Start of Material for this exercise

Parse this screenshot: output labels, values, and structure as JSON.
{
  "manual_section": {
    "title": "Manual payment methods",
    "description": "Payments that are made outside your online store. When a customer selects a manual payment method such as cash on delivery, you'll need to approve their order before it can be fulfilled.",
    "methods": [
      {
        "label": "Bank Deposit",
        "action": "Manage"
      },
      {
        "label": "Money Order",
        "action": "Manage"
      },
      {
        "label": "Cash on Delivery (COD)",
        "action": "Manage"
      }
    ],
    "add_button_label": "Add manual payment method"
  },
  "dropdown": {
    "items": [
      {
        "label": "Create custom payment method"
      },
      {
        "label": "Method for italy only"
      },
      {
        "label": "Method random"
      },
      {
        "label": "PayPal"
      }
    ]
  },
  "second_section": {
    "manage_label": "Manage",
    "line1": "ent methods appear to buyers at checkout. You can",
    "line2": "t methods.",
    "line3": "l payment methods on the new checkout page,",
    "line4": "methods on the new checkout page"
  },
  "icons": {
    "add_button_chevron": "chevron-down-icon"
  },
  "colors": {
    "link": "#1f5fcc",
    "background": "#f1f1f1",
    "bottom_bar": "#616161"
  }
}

End of Material for this exercise

» **Brief**
Scan the lines for the string "page". Copy out each line that matches.

» **Response to this exercise**
    "line3": "l payment methods on the new checkout page,",
    "line4": "methods on the new checkout page"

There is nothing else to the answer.